**GOAL**
Search the listing below for the string "content" and show each line that contains it.

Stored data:

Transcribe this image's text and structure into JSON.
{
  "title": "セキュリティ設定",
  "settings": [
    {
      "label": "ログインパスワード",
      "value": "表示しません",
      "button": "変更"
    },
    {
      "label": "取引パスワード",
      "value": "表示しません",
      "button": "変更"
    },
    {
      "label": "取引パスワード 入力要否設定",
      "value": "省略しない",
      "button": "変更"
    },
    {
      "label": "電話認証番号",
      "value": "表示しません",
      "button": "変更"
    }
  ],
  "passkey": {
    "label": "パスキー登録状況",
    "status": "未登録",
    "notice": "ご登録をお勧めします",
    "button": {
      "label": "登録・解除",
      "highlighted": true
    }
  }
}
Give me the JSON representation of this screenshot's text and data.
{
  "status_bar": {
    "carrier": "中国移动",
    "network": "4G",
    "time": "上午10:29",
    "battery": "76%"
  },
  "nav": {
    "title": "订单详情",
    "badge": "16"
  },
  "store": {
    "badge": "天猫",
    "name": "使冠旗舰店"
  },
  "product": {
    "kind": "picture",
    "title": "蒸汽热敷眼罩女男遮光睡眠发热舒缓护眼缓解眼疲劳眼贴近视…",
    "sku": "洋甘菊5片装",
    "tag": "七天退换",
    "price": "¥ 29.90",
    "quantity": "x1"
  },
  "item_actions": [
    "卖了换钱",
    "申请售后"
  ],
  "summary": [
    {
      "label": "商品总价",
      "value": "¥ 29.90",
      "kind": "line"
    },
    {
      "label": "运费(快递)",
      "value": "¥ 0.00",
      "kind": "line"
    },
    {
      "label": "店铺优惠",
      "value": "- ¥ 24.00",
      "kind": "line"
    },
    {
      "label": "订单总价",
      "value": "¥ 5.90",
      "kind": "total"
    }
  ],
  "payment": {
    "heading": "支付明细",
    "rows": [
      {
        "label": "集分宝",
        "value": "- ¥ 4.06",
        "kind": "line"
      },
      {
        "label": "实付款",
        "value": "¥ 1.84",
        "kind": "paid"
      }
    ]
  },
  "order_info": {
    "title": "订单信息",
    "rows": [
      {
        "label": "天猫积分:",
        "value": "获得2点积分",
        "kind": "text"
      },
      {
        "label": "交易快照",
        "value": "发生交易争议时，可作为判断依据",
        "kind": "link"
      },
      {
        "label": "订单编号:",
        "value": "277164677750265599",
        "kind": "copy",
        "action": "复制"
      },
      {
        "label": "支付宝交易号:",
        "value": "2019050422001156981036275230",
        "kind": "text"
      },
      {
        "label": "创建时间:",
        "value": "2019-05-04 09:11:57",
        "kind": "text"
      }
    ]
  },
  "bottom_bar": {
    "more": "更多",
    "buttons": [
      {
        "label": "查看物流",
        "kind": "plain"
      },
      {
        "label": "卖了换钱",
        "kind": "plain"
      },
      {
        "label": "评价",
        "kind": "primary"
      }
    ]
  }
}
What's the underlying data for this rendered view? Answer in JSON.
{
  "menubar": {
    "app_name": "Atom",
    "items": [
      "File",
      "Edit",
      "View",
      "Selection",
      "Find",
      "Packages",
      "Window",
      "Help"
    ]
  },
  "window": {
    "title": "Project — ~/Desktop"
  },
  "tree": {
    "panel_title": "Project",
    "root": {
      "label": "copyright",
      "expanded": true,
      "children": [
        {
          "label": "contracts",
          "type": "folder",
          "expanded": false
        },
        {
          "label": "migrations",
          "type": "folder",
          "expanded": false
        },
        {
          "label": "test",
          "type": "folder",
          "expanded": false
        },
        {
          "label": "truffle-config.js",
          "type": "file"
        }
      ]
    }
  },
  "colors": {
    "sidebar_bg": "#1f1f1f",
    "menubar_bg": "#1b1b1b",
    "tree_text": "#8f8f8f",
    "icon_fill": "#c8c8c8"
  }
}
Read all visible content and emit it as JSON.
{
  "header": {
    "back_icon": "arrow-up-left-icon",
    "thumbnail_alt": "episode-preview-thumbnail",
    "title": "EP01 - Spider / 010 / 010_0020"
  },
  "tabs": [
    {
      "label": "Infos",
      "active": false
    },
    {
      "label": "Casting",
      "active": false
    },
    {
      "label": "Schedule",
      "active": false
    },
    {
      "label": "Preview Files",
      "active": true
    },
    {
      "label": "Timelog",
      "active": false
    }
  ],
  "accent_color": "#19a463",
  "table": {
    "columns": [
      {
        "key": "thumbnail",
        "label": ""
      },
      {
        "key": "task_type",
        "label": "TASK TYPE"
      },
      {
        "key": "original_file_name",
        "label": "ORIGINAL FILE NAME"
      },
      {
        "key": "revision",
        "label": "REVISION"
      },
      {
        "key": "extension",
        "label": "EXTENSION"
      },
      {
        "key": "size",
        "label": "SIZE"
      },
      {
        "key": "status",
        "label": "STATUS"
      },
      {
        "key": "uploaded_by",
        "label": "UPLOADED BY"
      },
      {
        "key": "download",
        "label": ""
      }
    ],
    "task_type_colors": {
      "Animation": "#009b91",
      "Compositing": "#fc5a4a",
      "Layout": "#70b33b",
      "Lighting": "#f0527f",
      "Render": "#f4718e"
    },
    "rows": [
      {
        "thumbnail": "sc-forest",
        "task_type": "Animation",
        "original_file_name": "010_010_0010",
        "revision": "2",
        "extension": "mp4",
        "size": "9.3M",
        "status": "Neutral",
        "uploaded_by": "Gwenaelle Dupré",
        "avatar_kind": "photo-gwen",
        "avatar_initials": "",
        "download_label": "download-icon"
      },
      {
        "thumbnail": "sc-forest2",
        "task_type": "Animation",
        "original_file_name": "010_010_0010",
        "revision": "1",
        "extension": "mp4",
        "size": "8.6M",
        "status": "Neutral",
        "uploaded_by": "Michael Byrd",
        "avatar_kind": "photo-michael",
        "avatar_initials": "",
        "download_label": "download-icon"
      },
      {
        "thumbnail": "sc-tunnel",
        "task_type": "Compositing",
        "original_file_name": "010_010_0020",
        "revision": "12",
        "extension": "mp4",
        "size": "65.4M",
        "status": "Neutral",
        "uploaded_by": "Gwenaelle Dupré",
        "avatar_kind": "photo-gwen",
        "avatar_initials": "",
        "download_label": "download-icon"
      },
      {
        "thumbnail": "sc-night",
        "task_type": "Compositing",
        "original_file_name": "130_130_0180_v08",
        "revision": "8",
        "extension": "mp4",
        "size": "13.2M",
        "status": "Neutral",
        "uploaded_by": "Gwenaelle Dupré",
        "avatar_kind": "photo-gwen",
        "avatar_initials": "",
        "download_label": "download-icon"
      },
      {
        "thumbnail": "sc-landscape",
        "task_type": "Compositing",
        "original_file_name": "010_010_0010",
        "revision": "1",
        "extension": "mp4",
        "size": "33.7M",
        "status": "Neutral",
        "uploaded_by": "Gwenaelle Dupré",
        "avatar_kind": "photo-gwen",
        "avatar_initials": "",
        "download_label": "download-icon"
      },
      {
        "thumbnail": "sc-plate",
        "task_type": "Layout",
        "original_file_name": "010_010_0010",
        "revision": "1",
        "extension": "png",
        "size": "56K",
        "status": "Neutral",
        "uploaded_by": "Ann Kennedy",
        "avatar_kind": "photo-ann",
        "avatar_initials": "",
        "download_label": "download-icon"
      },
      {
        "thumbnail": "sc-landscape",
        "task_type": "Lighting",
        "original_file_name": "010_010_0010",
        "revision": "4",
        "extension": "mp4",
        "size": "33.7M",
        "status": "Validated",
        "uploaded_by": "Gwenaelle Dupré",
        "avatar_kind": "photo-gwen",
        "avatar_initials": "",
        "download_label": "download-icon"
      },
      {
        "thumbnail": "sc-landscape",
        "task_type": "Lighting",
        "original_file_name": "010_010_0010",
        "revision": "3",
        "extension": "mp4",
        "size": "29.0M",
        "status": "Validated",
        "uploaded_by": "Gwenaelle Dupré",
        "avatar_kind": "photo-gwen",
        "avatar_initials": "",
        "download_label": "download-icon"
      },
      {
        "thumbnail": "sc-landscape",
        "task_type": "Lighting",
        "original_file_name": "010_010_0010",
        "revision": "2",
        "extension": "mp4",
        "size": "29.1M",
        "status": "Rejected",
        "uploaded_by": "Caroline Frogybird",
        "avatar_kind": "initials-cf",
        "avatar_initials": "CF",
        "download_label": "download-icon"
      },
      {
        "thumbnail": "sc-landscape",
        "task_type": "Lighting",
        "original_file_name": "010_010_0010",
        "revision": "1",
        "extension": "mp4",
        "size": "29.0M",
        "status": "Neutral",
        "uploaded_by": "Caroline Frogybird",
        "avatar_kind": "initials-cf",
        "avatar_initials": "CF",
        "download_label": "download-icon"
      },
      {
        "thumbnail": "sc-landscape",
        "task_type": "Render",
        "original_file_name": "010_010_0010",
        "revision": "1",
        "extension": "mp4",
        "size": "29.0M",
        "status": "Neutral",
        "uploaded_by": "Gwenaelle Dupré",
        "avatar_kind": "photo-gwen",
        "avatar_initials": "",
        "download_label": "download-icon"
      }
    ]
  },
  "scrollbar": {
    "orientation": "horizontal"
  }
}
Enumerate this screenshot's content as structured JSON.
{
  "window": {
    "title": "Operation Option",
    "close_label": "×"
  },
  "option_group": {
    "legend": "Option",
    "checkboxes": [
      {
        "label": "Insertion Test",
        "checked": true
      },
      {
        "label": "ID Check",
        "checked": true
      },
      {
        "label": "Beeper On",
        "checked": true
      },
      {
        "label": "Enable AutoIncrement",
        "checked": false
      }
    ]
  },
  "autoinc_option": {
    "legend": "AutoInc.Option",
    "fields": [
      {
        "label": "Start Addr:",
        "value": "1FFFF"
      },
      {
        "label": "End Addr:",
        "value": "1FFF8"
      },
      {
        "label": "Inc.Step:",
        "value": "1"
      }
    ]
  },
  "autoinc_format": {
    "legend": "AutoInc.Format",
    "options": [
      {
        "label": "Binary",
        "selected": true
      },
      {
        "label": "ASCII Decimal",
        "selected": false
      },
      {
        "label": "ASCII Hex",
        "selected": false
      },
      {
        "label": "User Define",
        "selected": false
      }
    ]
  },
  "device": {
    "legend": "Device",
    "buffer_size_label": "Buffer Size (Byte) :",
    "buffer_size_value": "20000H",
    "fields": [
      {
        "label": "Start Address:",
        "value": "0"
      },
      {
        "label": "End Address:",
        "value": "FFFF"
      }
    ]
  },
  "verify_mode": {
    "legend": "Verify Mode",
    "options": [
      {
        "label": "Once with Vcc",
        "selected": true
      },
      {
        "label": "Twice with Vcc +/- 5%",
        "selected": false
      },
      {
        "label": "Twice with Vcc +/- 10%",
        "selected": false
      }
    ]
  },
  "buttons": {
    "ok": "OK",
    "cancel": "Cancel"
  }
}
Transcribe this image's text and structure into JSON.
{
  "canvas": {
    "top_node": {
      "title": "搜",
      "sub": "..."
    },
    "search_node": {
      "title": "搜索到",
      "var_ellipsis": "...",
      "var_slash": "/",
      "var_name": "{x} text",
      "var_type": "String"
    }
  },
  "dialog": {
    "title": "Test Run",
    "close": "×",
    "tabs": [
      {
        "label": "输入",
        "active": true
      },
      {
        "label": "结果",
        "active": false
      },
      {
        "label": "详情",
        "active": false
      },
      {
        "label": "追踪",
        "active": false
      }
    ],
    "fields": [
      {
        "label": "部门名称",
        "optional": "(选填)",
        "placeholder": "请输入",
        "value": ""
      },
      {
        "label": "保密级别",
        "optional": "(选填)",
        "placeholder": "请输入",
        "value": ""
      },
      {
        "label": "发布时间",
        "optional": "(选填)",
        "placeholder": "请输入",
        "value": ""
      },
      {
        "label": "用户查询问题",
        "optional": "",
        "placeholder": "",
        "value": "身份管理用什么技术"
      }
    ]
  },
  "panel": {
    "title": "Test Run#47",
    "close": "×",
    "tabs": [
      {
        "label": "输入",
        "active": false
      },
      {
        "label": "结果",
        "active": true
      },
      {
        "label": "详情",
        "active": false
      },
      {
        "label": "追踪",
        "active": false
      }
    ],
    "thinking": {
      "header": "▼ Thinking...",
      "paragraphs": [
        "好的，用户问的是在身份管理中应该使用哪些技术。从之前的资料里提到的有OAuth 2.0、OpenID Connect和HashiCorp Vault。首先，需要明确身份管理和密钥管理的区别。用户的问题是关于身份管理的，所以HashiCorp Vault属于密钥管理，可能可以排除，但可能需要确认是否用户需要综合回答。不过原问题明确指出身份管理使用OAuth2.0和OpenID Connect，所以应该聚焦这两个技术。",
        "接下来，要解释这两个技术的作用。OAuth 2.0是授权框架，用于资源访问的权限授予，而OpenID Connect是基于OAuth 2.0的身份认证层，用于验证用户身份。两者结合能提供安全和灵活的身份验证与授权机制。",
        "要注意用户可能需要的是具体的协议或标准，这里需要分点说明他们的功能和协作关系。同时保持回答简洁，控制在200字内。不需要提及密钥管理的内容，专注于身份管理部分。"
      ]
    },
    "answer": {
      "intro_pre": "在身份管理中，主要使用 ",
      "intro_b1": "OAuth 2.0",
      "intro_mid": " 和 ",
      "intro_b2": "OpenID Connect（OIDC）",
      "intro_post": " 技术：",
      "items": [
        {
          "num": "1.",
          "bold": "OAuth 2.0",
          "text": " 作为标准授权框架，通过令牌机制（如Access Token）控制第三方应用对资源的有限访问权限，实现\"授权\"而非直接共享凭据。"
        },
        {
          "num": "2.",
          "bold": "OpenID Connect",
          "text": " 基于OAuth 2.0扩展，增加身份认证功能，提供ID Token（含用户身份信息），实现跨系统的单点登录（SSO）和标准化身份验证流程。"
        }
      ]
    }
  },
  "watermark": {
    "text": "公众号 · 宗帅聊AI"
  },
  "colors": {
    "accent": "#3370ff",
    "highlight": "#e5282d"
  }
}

**TASK OUTPUT**
Read all visible content and emit it as JSON.
Enumerate this screenshot's content as structured JSON.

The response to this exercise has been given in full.